→ **INSTRUCTIONS TO FOLLOW**:
Copy the lines below as they are; omit the images they contain.

#### INFORMATION PROVIDED

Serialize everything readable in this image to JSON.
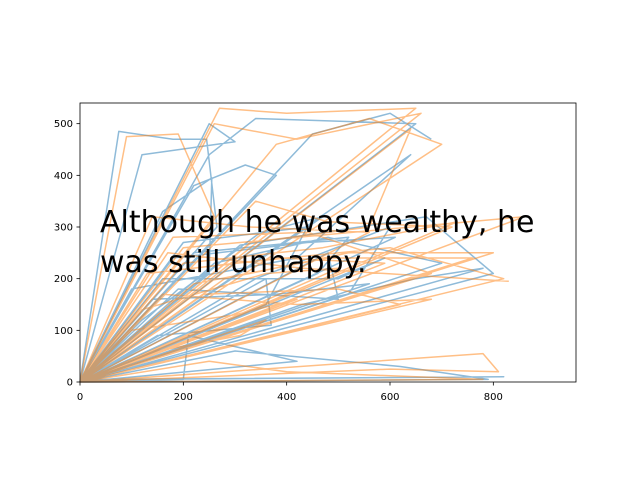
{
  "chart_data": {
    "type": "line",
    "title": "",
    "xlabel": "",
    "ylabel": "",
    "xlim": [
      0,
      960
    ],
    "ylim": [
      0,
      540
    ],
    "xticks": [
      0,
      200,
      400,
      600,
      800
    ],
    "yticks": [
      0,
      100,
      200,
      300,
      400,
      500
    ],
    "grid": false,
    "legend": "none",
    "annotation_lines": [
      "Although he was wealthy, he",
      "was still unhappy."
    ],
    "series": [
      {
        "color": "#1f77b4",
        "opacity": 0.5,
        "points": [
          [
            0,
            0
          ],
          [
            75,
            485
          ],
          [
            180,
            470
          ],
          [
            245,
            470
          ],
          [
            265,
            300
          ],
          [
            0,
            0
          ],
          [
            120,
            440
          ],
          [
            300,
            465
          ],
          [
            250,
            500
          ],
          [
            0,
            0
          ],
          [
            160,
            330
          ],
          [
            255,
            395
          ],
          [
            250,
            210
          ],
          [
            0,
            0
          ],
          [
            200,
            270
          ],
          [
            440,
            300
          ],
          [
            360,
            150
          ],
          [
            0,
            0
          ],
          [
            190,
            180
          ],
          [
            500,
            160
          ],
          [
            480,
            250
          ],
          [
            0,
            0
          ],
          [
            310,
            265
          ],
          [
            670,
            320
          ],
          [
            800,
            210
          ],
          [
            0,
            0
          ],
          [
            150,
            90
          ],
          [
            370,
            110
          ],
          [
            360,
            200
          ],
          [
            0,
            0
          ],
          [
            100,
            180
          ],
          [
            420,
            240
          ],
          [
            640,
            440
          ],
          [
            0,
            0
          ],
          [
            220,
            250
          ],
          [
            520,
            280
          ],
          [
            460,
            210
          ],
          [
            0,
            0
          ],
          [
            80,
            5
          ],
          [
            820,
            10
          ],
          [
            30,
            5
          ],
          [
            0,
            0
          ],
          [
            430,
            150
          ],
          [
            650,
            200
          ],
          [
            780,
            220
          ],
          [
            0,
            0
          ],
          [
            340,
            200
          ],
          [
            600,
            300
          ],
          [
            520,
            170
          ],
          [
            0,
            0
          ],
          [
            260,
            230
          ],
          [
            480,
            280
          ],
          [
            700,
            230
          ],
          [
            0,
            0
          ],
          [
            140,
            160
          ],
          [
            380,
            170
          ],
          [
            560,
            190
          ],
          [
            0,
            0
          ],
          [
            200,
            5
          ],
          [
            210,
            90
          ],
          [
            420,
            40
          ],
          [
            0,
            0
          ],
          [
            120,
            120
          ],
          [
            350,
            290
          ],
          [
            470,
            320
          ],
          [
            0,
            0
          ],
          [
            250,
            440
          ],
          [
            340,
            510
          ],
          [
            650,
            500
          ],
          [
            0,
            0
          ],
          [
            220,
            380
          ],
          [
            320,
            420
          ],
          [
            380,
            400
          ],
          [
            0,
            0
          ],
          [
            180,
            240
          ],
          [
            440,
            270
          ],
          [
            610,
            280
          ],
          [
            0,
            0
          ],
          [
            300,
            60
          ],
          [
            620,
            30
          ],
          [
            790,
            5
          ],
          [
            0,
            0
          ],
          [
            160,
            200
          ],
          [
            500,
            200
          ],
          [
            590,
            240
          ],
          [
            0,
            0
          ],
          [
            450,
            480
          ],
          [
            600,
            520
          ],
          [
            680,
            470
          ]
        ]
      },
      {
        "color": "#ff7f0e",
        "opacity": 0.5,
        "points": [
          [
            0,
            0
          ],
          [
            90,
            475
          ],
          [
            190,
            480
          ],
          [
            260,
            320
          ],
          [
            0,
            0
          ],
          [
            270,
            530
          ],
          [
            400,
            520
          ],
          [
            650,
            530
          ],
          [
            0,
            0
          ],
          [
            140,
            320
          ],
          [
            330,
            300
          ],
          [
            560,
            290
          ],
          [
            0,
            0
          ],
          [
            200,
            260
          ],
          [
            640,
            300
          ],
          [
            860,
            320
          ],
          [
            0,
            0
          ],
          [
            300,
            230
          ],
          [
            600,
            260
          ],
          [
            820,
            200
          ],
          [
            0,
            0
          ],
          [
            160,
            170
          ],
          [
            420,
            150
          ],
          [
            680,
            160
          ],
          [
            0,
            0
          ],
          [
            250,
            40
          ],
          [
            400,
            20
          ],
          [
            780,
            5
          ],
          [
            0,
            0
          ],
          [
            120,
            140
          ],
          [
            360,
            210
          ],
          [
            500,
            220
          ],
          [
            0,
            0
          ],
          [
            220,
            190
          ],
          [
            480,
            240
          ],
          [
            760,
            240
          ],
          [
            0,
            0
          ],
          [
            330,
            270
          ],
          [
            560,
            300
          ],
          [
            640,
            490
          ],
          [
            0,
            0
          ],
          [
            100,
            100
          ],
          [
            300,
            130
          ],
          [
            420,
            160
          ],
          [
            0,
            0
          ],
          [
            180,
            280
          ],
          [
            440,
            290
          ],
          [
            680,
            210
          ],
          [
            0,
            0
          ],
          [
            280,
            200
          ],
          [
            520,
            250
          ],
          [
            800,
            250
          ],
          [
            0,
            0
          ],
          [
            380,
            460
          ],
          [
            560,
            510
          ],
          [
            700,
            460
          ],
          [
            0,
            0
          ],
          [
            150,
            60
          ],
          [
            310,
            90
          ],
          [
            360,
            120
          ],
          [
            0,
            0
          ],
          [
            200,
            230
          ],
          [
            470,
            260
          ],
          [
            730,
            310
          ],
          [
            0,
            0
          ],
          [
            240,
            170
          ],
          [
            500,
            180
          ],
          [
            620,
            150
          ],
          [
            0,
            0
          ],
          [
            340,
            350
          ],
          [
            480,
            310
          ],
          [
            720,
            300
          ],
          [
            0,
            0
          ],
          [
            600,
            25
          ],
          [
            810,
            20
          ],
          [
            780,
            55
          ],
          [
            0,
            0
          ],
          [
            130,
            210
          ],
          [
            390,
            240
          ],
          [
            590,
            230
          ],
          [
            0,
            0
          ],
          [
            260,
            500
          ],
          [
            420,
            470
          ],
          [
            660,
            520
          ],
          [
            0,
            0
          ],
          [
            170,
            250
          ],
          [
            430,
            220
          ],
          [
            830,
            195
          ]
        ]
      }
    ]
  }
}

########

→ **TASK SOLUTION**:
Serialize everything readable in this image to JSON.
{
  "chart_data": {
    "type": "line",
    "title": "",
    "xlabel": "",
    "ylabel": "",
    "xlim": [
      0,
      960
    ],
    "ylim": [
      0,
      540
    ],
    "xticks": [
      0,
      200,
      400,
      600,
      800
    ],
    "yticks": [
      0,
      100,
      200,
      300,
      400,
      500
    ],
    "grid": false,
    "legend": "none",
    "annotation_lines": [
      "Although he was wealthy, he",
      "was still unhappy."
    ],
    "series": [
      {
        "color": "#1f77b4",
        "opacity": 0.5,
        "points": [
          [
            0,
            0
          ],
          [
            75,
            485
          ],
          [
            180,
            470
          ],
          [
            245,
            470
          ],
          [
            265,
            300
          ],
          [
            0,
            0
          ],
          [
            120,
            440
          ],
          [
            300,
            465
          ],
          [
            250,
            500
          ],
          [
            0,
            0
          ],
          [
            160,
            330
          ],
          [
            255,
            395
          ],
          [
            250,
            210
          ],
          [
            0,
            0
          ],
          [
            200,
            270
          ],
          [
            440,
            300
          ],
          [
            360,
            150
          ],
          [
            0,
            0
          ],
          [
            190,
            180
          ],
          [
            500,
            160
          ],
          [
            480,
            250
          ],
          [
            0,
            0
          ],
          [
            310,
            265
          ],
          [
            670,
            320
          ],
          [
            800,
            210
          ],
          [
            0,
            0
          ],
          [
            150,
            90
          ],
          [
            370,
            110
          ],
          [
            360,
            200
          ],
          [
            0,
            0
          ],
          [
            100,
            180
          ],
          [
            420,
            240
          ],
          [
            640,
            440
          ],
          [
            0,
            0
          ],
          [
            220,
            250
          ],
          [
            520,
            280
          ],
          [
            460,
            210
          ],
          [
            0,
            0
          ],
          [
            80,
            5
          ],
          [
            820,
            10
          ],
          [
            30,
            5
          ],
          [
            0,
            0
          ],
          [
            430,
            150
          ],
          [
            650,
            200
          ],
          [
            780,
            220
          ],
          [
            0,
            0
          ],
          [
            340,
            200
          ],
          [
            600,
            300
          ],
          [
            520,
            170
          ],
          [
            0,
            0
          ],
          [
            260,
            230
          ],
          [
            480,
            280
          ],
          [
            700,
            230
          ],
          [
            0,
            0
          ],
          [
            140,
            160
          ],
          [
            380,
            170
          ],
          [
            560,
            190
          ],
          [
            0,
            0
          ],
          [
            200,
            5
          ],
          [
            210,
            90
          ],
          [
            420,
            40
          ],
          [
            0,
            0
          ],
          [
            120,
            120
          ],
          [
            350,
            290
          ],
          [
            470,
            320
          ],
          [
            0,
            0
          ],
          [
            250,
            440
          ],
          [
            340,
            510
          ],
          [
            650,
            500
          ],
          [
            0,
            0
          ],
          [
            220,
            380
          ],
          [
            320,
            420
          ],
          [
            380,
            400
          ],
          [
            0,
            0
          ],
          [
            180,
            240
          ],
          [
            440,
            270
          ],
          [
            610,
            280
          ],
          [
            0,
            0
          ],
          [
            300,
            60
          ],
          [
            620,
            30
          ],
          [
            790,
            5
          ],
          [
            0,
            0
          ],
          [
            160,
            200
          ],
          [
            500,
            200
          ],
          [
            590,
            240
          ],
          [
            0,
            0
          ],
          [
            450,
            480
          ],
          [
            600,
            520
          ],
          [
            680,
            470
          ]
        ]
      },
      {
        "color": "#ff7f0e",
        "opacity": 0.5,
        "points": [
          [
            0,
            0
          ],
          [
            90,
            475
          ],
          [
            190,
            480
          ],
          [
            260,
            320
          ],
          [
            0,
            0
          ],
          [
            270,
            530
          ],
          [
            400,
            520
          ],
          [
            650,
            530
          ],
          [
            0,
            0
          ],
          [
            140,
            320
          ],
          [
            330,
            300
          ],
          [
            560,
            290
          ],
          [
            0,
            0
          ],
          [
            200,
            260
          ],
          [
            640,
            300
          ],
          [
            860,
            320
          ],
          [
            0,
            0
          ],
          [
            300,
            230
          ],
          [
            600,
            260
          ],
          [
            820,
            200
          ],
          [
            0,
            0
          ],
          [
            160,
            170
          ],
          [
            420,
            150
          ],
          [
            680,
            160
          ],
          [
            0,
            0
          ],
          [
            250,
            40
          ],
          [
            400,
            20
          ],
          [
            780,
            5
          ],
          [
            0,
            0
          ],
          [
            120,
            140
          ],
          [
            360,
            210
          ],
          [
            500,
            220
          ],
          [
            0,
            0
          ],
          [
            220,
            190
          ],
          [
            480,
            240
          ],
          [
            760,
            240
          ],
          [
            0,
            0
          ],
          [
            330,
            270
          ],
          [
            560,
            300
          ],
          [
            640,
            490
          ],
          [
            0,
            0
          ],
          [
            100,
            100
          ],
          [
            300,
            130
          ],
          [
            420,
            160
          ],
          [
            0,
            0
          ],
          [
            180,
            280
          ],
          [
            440,
            290
          ],
          [
            680,
            210
          ],
          [
            0,
            0
          ],
          [
            280,
            200
          ],
          [
            520,
            250
          ],
          [
            800,
            250
          ],
          [
            0,
            0
          ],
          [
            380,
            460
          ],
          [
            560,
            510
          ],
          [
            700,
            460
          ],
          [
            0,
            0
          ],
          [
            150,
            60
          ],
          [
            310,
            90
          ],
          [
            360,
            120
          ],
          [
            0,
            0
          ],
          [
            200,
            230
          ],
          [
            470,
            260
          ],
          [
            730,
            310
          ],
          [
            0,
            0
          ],
          [
            240,
            170
          ],
          [
            500,
            180
          ],
          [
            620,
            150
          ],
          [
            0,
            0
          ],
          [
            340,
            350
          ],
          [
            480,
            310
          ],
          [
            720,
            300
          ],
          [
            0,
            0
          ],
          [
            600,
            25
          ],
          [
            810,
            20
          ],
          [
            780,
            55
          ],
          [
            0,
            0
          ],
          [
            130,
            210
          ],
          [
            390,
            240
          ],
          [
            590,
            230
          ],
          [
            0,
            0
          ],
          [
            260,
            500
          ],
          [
            420,
            470
          ],
          [
            660,
            520
          ],
          [
            0,
            0
          ],
          [
            170,
            250
          ],
          [
            430,
            220
          ],
          [
            830,
            195
          ]
        ]
      }
    ]
  }
}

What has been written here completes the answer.